*** THE INPUT ***

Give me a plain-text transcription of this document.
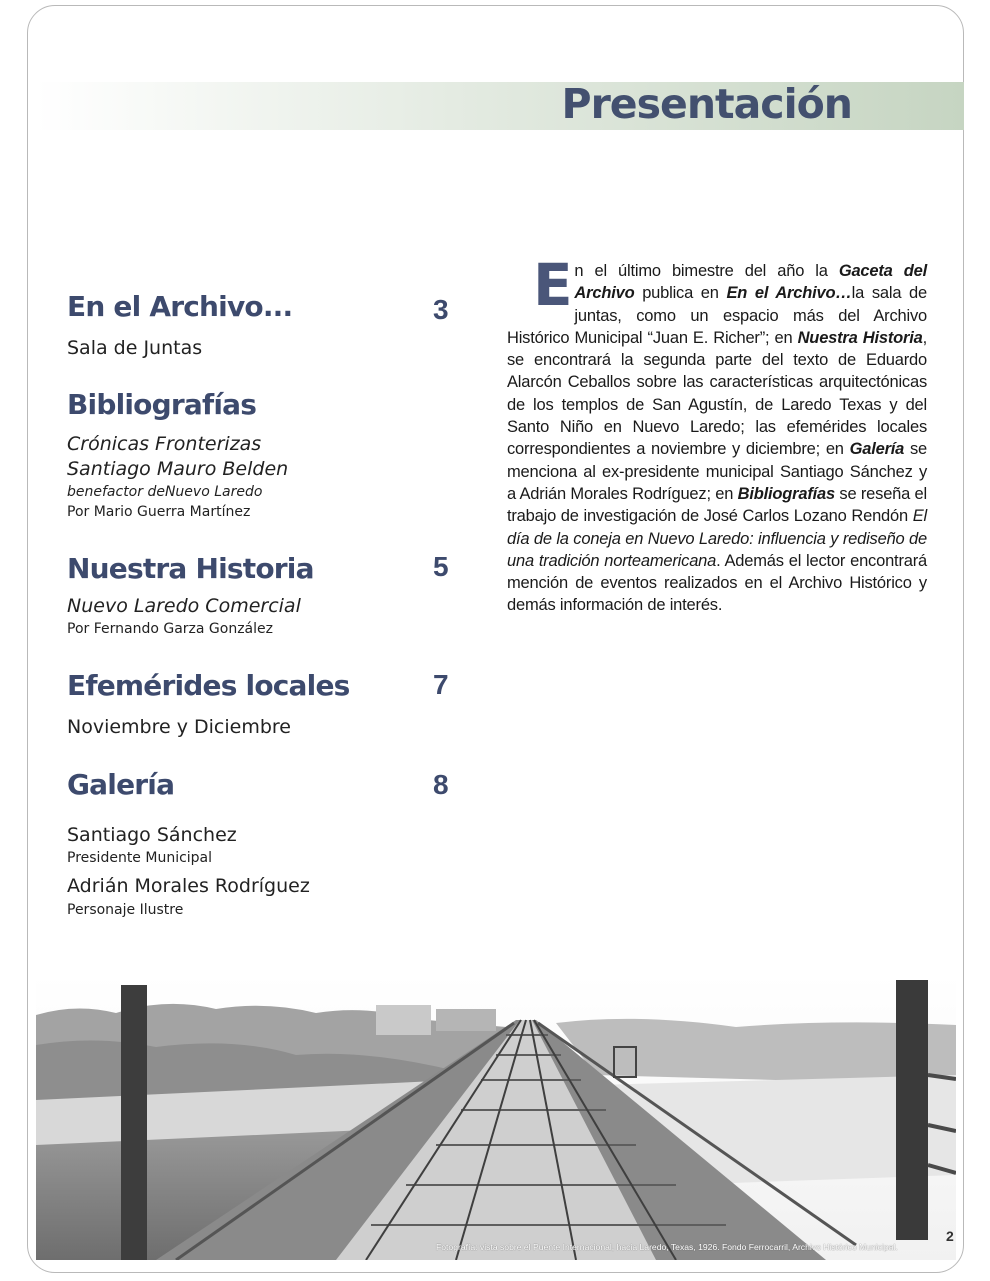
Presentación
En el Archivo...	3
Sala de Juntas
Bibliografías
Crónicas Fronterizas
Santiago Mauro Belden
benefactor deNuevo Laredo
Por Mario Guerra Martínez
Nuestra Historia	5
Nuevo Laredo Comercial
Por Fernando Garza González
Efemérides locales	7
Noviembre y Diciembre
Galería	8
Santiago Sánchez
Presidente Municipal
Adrián Morales Rodríguez
Personaje Ilustre
En el último bimestre del año la Gaceta del Archivo publica en En el Archivo…la sala de juntas, como un espacio más del Archivo Histórico Municipal “Juan E. Richer”; en Nuestra Historia, se encontrará la segunda parte del texto de Eduardo Alarcón Ceballos sobre las características arquitectónicas de los templos de San Agustín, de Laredo Texas y del Santo Niño en Nuevo Laredo; las efemérides locales correspondientes a noviembre y diciembre; en Galería se menciona al ex-presidente municipal Santiago Sánchez y a Adrián Morales Rodríguez; en Bibliografías se reseña el trabajo de investigación de José Carlos Lozano Rendón El día de la coneja en Nuevo Laredo: influencia y rediseño de una tradición norteamericana. Además el lector encontrará mención de eventos realizados en el Archivo Histórico y demás información de interés.
Fotografía: vista sobre el Puente Internacional, hacia Laredo, Texas, 1926. Fondo Ferrocarril, Archivo Histórico Municipal.
2
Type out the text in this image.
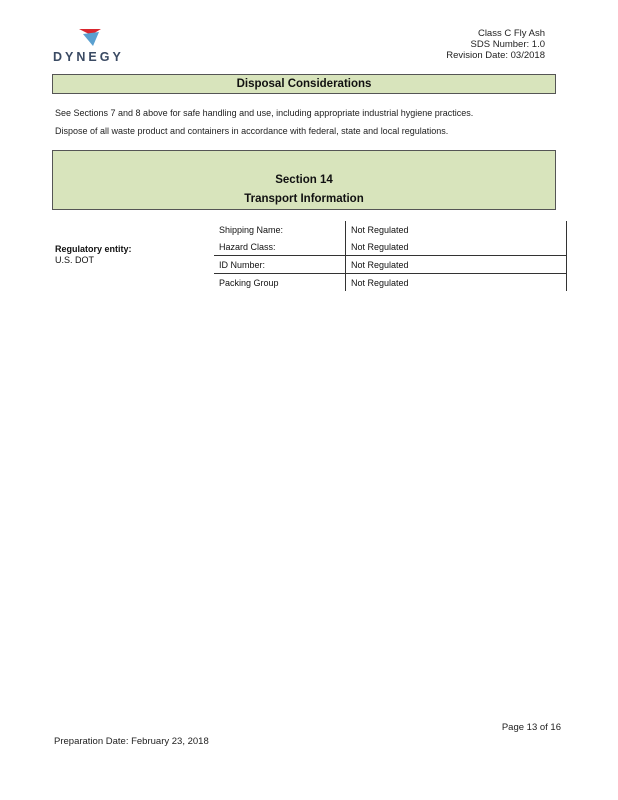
DYNEGY
Class C Fly Ash
SDS Number: 1.0
Revision Date: 03/2018
Disposal Considerations
See Sections 7 and 8 above for safe handling and use, including appropriate industrial hygiene practices.
Dispose of all waste product and containers in accordance with federal, state and local regulations.
Section 14
Transport Information
Regulatory entity:
U.S. DOT
Shipping Name:	Not Regulated
Hazard Class:	Not Regulated
ID Number:	Not Regulated
Packing Group	Not Regulated
Page 13 of 16
Preparation Date: February 23, 2018
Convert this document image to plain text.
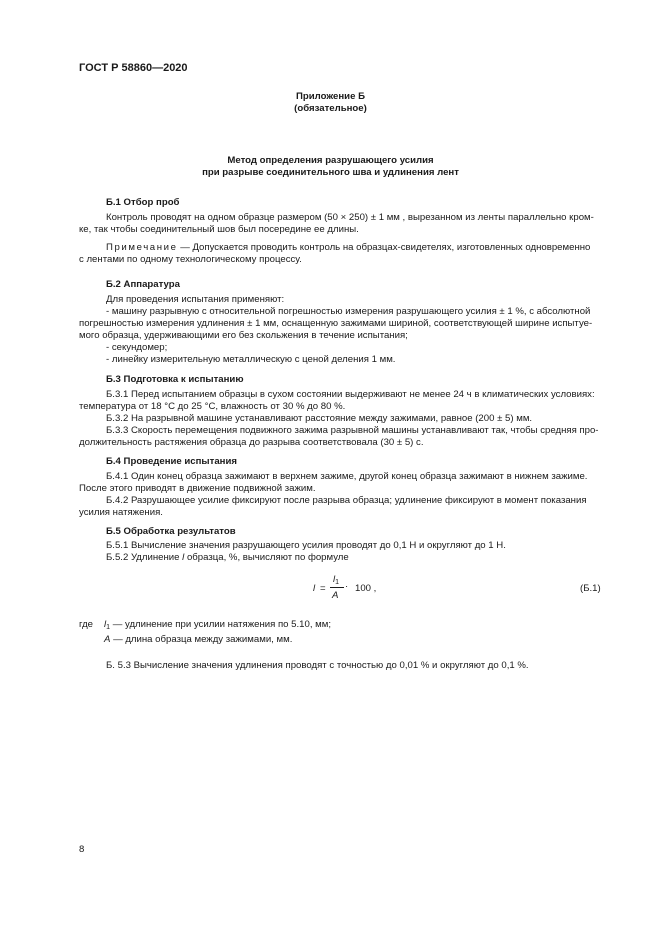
ГОСТ Р 58860—2020
Приложение Б
(обязательное)
Метод определения разрушающего усилия
при разрыве соединительного шва и удлинения лент
Б.1 Отбор проб
Контроль проводят на одном образце размером (50 × 250) ± 1 мм , вырезанном из ленты параллельно кром-
ке, так чтобы соединительный шов был посередине ее длины.
Примечание — Допускается проводить контроль на образцах-свидетелях, изготовленных одновременно
с лентами по одному технологическому процессу.
Б.2 Аппаратура
Для проведения испытания применяют:
- машину разрывную с относительной погрешностью измерения разрушающего усилия ± 1 %, с абсолютной
погрешностью измерения удлинения ± 1 мм, оснащенную зажимами шириной, соответствующей ширине испытуе-
мого образца, удерживающими его без скольжения в течение испытания;
- секундомер;
- линейку измерительную металлическую с ценой деления 1 мм.
Б.3 Подготовка к испытанию
Б.3.1 Перед испытанием образцы в сухом состоянии выдерживают не менее 24 ч в климатических условиях:
температура от 18 °С до 25 °С, влажность от 30 % до 80 %.
Б.3.2 На разрывной машине устанавливают расстояние между зажимами, равное (200 ± 5) мм.
Б.3.3 Скорость перемещения подвижного зажима разрывной машины устанавливают так, чтобы средняя про-
должительность растяжения образца до разрыва соответствовала (30 ± 5) с.
Б.4 Проведение испытания
Б.4.1 Один конец образца зажимают в верхнем зажиме, другой конец образца зажимают в нижнем зажиме.
После этого приводят в движение подвижной зажим.
Б.4.2 Разрушающее усилие фиксируют после разрыва образца; удлинение фиксируют в момент показания
усилия натяжения.
Б.5 Обработка результатов
Б.5.1 Вычисление значения разрушающего усилия проводят до 0,1 Н и округляют до 1 Н.
Б.5.2 Удлинение l образца, %, вычисляют по формуле
l =
$l_1$
A
· 100 ,	(Б.1)
где $l_1$ — удлинение при усилии натяжения по 5.10, мм;
A — длина образца между зажимами, мм.
Б. 5.3 Вычисление значения удлинения проводят с точностью до 0,01 % и округляют до 0,1 %.
8
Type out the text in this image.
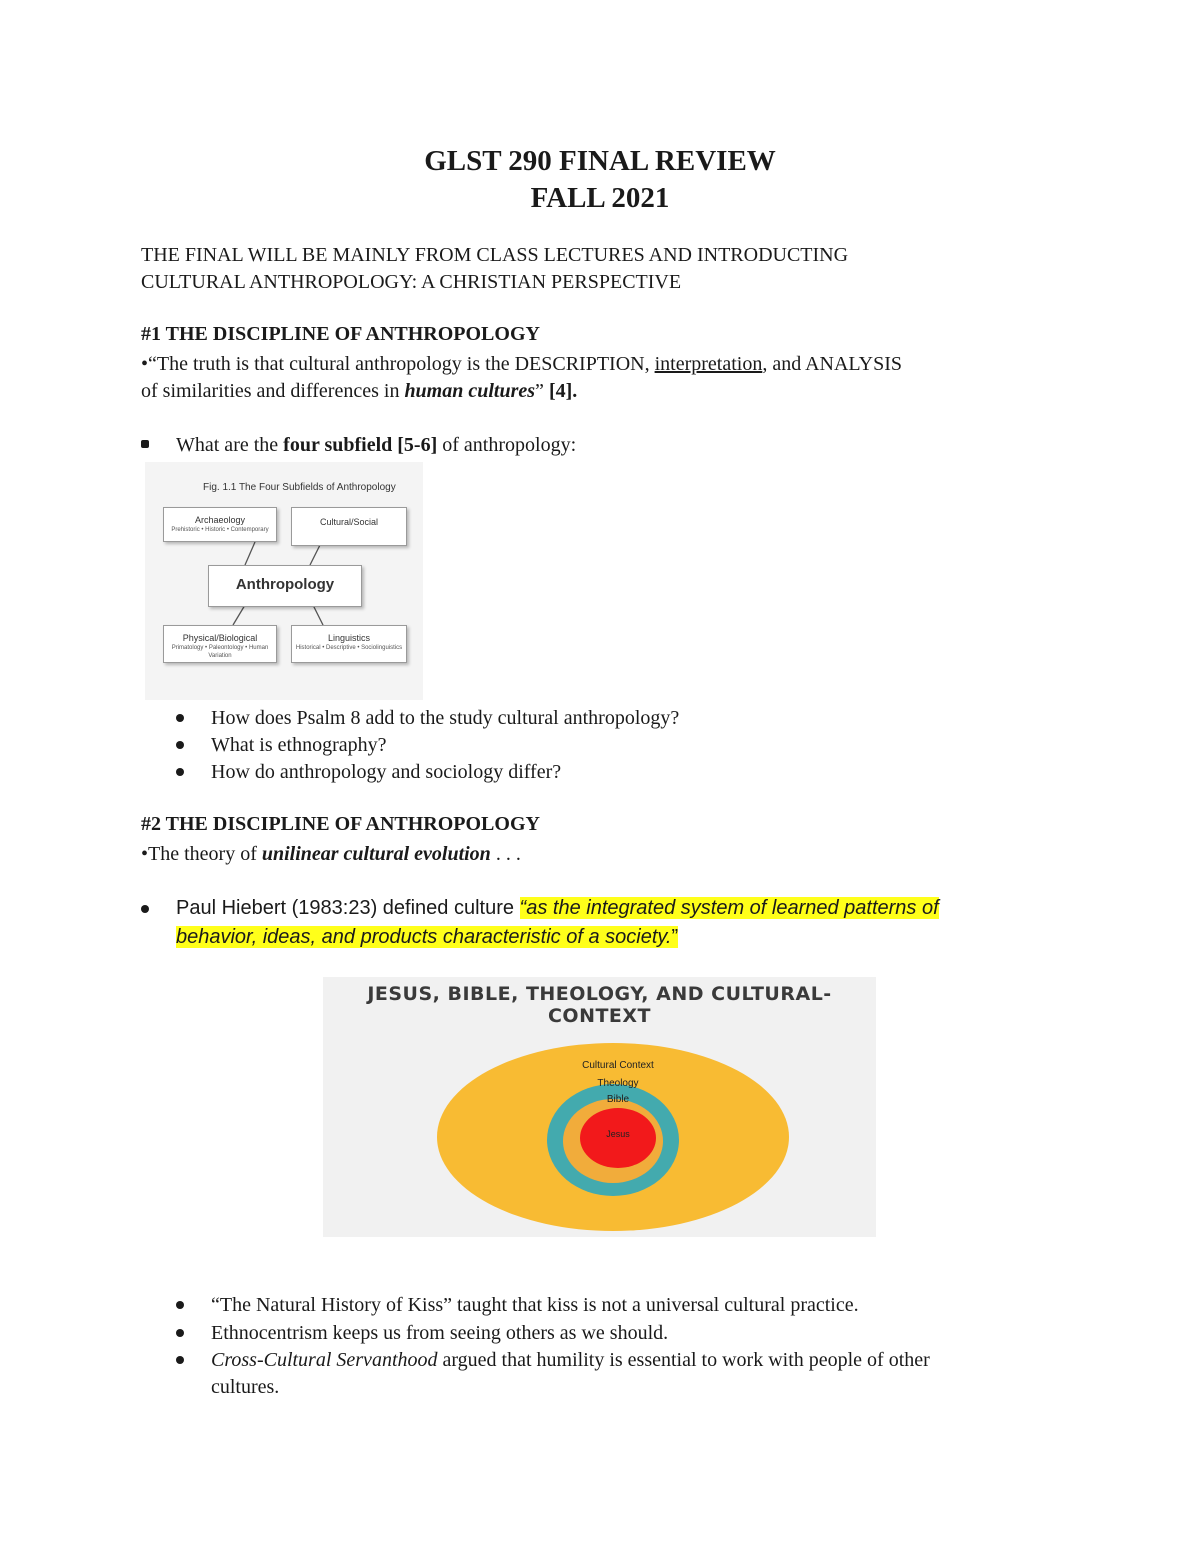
GLST 290 FINAL REVIEW
FALL 2021
THE FINAL WILL BE MAINLY FROM CLASS LECTURES AND INTRODUCTING
CULTURAL ANTHROPOLOGY: A CHRISTIAN PERSPECTIVE
#1 THE DISCIPLINE OF ANTHROPOLOGY
•“The truth is that cultural anthropology is the DESCRIPTION, interpretation, and ANALYSIS
of similarities and differences in human cultures” [4].
What are the four subfield [5-6] of anthropology:
Fig. 1.1 The Four Subfields of Anthropology
Archaeology
Prehistoric • Historic • Contemporary
Cultural/Social
Anthropology
Physical/Biological
Primatology • Paleontology • Human Variation
Linguistics
Historical • Descriptive • Sociolinguistics
How does Psalm 8 add to the study cultural anthropology?
What is ethnography?
How do anthropology and sociology differ?
#2 THE DISCIPLINE OF ANTHROPOLOGY
•The theory of unilinear cultural evolution . . .
Paul Hiebert (1983:23) defined culture “as the integrated system of learned patterns of
behavior, ideas, and products characteristic of a society.”
JESUS, BIBLE, THEOLOGY, AND CULTURAL-CONTEXT
Cultural Context
Theology
Bible
Jesus
“The Natural History of Kiss” taught that kiss is not a universal cultural practice.
Ethnocentrism keeps us from seeing others as we should.
Cross-Cultural Servanthood argued that humility is essential to work with people of other
cultures.
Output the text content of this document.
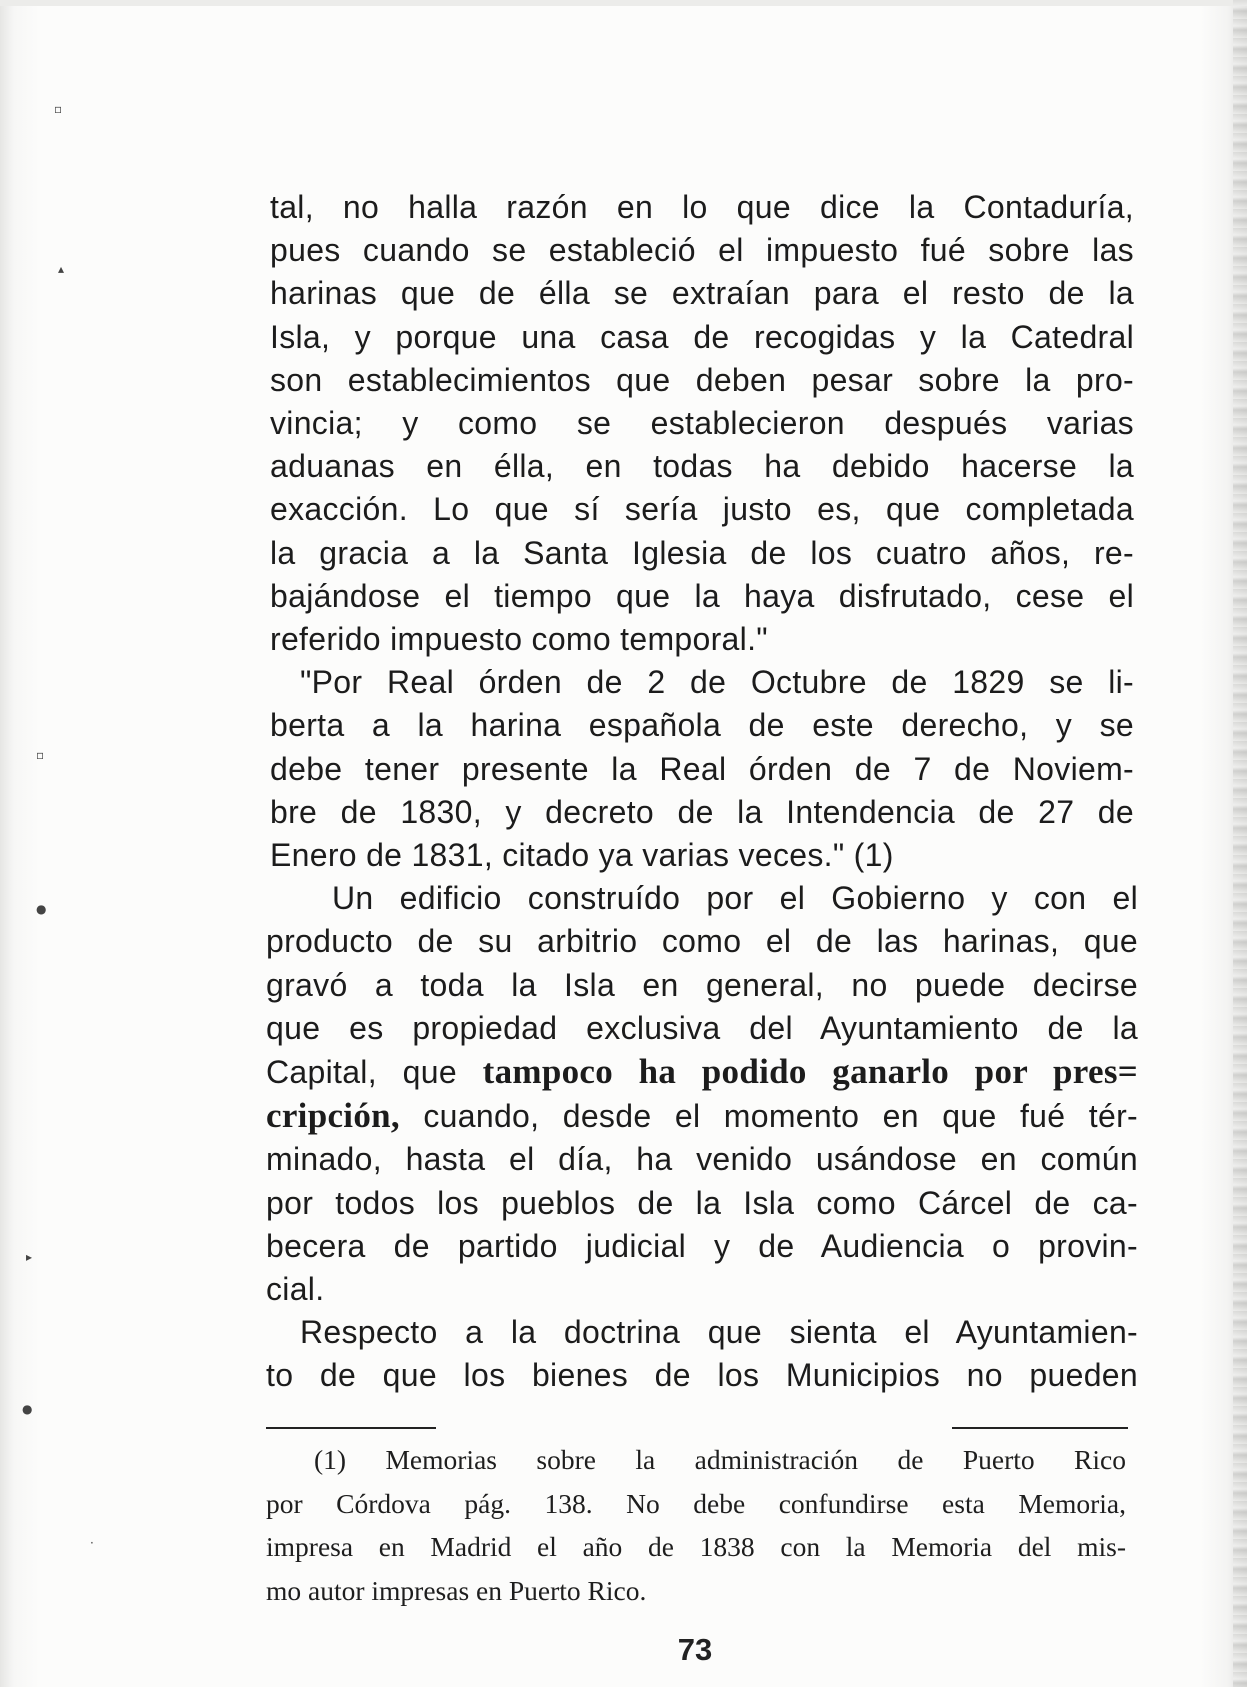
▫
▴
▫
●
▸
●
·

tal, no halla razón en lo que dice la Contaduría,
pues cuando se estableció el impuesto fué sobre las
harinas que de élla se extraían para el resto de la
Isla, y porque una casa de recogidas y la Catedral
son establecimientos que deben pesar sobre la pro-
vincia; y como se establecieron después varias
aduanas en élla, en todas ha debido hacerse la
exacción. Lo que sí sería justo es, que completada
la gracia a la Santa Iglesia de los cuatro años, re-
bajándose el tiempo que la haya disfrutado, cese el
referido impuesto como temporal."

"Por Real órden de 2 de Octubre de 1829 se li-
berta a la harina española de este derecho, y se
debe tener presente la Real órden de 7 de Noviem-
bre de 1830, y decreto de la Intendencia de 27 de
Enero de 1831, citado ya varias veces." (1)

Un edificio construído por el Gobierno y con el
producto de su arbitrio como el de las harinas, que
gravó a toda la Isla en general, no puede decirse
que es propiedad exclusiva del Ayuntamiento de la
Capital, que tampoco ha podido ganarlo por pres=
cripción, cuando, desde el momento en que fué tér-
minado, hasta el día, ha venido usándose en común
por todos los pueblos de la Isla como Cárcel de ca-
becera de partido judicial y de Audiencia o provin-
cial.

Respecto a la doctrina que sienta el Ayuntamien-
to de que los bienes de los Municipios no pueden

(1) Memorias sobre la administración de Puerto Rico
por Córdova pág. 138. No debe confundirse esta Memoria,
impresa en Madrid el año de 1838 con la Memoria del mis-
mo autor impresas en Puerto Rico.
73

***

• **STATED EXERCISE**
Lines containing the string "plain" are to be selected and copied.

• **WRITTEN REPLY**
Give me a plain-text transcription of this document.
Convert this document image to plain text.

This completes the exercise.